**演習用文章:**
◇ ◇ ◇ ◇ ◇ ◇ ◇

モバイル決済の相互運用性...とその欠如

2020年12月2日

ProgressSoftブログ寄稿者

モバイル決済の相互運用性...とその欠如

世界の一部の国では、モバイル決済環境の法的枠組みについて、いまだ明確には定義されていません。法的枠組みがすでに存在する国でも、モバイル決済サービスプロバイダの多くは、規制要件を遵守できていません。そのため、エンドユーザーはモバイル決済のセキュリティに対して不信を抱き、モバイル決済サービスの開発自体が頓挫することも珍しくないのです。

世界各地で「金融包摂」が遅々として進まないのには、共通の原因があります。これらの国では、モバイル決済への信頼性が低いため、人々は現金が理想的で便利な決済手段だと考え、ますますモバイル決済の進歩が停滞する、という悪循環に陥っているためです。 そこで、各国の中央銀行は、銀行口座を持つ市民と持たない市民の双方の安全を確保するため、モバイル決済の利害関係者に対して完璧な管理を求めています。

◇ ◇ ◇ ◇ ◇ ◇ ◇

**データ抜粋:**

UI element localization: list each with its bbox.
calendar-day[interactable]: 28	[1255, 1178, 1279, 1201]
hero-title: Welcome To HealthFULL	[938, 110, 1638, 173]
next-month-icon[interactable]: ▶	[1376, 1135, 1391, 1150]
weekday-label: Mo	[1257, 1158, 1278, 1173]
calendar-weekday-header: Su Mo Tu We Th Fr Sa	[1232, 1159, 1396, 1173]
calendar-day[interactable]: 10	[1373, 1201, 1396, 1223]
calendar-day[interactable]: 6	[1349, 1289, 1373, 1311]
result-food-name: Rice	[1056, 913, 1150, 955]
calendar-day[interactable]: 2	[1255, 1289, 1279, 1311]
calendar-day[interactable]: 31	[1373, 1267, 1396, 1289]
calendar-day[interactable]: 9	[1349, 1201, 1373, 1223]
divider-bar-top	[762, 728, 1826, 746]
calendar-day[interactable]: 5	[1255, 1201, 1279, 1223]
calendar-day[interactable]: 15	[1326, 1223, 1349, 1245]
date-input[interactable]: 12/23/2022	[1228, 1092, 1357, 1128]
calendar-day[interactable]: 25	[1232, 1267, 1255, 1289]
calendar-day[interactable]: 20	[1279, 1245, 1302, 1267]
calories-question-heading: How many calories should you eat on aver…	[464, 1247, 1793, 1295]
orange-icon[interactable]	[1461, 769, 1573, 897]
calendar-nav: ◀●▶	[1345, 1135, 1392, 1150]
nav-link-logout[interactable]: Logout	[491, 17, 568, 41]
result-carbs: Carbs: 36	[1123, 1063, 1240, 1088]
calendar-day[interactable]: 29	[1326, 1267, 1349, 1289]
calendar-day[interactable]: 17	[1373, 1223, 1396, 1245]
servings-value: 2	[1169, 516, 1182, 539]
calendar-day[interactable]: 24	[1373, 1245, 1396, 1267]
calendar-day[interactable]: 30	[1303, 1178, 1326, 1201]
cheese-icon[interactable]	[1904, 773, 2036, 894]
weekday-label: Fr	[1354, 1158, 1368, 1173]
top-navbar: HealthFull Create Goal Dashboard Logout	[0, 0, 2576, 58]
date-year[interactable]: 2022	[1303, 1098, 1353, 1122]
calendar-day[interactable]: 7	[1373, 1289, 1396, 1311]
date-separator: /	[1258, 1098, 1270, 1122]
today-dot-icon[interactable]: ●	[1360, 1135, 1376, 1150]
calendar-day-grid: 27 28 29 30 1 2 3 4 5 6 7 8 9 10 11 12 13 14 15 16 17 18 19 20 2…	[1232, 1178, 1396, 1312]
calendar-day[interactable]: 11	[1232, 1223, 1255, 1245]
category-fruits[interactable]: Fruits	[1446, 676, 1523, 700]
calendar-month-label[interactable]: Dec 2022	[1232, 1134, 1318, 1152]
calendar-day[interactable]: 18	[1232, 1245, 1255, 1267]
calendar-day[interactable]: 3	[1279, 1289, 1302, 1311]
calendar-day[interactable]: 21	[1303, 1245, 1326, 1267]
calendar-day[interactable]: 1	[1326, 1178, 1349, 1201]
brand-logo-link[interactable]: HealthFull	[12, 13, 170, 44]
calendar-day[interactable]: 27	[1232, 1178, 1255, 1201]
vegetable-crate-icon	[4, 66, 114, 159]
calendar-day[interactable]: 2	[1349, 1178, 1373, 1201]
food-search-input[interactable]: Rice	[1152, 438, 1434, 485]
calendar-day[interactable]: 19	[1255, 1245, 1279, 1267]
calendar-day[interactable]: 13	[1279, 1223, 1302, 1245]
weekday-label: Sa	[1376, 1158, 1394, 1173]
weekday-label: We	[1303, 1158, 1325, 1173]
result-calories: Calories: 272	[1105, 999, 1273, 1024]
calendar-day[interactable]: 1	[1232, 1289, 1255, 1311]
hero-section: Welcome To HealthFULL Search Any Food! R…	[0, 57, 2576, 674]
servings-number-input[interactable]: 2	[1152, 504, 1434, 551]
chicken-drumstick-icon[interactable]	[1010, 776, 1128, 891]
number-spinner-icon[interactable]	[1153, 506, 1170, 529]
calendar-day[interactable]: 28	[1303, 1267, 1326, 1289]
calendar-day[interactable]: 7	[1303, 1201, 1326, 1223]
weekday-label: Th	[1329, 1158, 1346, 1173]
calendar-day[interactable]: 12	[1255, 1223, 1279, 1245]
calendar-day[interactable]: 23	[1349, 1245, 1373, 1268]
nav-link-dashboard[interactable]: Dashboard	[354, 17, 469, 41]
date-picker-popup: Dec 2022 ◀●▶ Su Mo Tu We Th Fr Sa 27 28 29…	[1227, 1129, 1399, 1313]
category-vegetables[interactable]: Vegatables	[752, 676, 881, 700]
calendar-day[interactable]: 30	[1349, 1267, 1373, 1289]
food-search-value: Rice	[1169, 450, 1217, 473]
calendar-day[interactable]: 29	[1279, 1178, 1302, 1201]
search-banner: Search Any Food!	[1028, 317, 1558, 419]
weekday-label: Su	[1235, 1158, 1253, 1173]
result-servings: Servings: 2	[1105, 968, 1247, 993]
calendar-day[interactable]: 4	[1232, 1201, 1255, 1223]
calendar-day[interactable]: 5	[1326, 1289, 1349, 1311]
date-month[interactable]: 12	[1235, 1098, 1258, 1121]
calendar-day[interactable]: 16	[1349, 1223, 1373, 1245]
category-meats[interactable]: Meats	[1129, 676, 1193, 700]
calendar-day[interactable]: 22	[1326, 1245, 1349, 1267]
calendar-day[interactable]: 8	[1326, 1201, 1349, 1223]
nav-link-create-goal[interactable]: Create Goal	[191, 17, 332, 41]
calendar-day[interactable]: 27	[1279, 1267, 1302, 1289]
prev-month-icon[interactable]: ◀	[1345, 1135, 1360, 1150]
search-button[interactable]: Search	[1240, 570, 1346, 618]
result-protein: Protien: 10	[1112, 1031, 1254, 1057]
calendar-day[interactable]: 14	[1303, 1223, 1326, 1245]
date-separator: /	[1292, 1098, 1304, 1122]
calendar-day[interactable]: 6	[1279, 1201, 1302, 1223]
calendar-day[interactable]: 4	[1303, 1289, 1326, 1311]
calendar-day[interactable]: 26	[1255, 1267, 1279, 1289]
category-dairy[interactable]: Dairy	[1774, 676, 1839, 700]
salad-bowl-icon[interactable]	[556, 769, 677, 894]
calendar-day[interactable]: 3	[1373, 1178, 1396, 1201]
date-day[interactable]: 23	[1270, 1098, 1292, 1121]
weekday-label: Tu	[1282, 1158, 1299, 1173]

◇ ◇ ◇ ◇ ◇ ◇ ◇

**課題内容:** モバイル決済に関する文章のうち、「世界の一部の国では、モバイル」から「て完璧な管理を求めています。」までを、両端の語句も含めて一字一句そのまま書き写してください。

**出力結果:**
世界の一部の国では、モバイル決済環境の法的枠組みについて、いまだ明確には定義されていません。法的枠組みがすでに存在する国でも、モバイル決済サービスプロバイダの多くは、規制要件を遵守できていません。そのため、エンドユーザーはモバイル決済のセキュリティに対して不信を抱き、モバイル決済サービスの開発自体が頓挫することも珍しくないのです。

世界各地で「金融包摂」が遅々として進まないのには、共通の原因があります。これらの国では、モバイル決済への信頼性が低いため、人々は現金が理想的で便利な決済手段だと考え、ますますモバイル決済の進歩が停滞する、という悪循環に陥っているためです。 そこで、各国の中央銀行は、銀行口座を持つ市民と持たない市民の双方の安全を確保するため、モバイル決済の利害関係者に対して完璧な管理を求めています。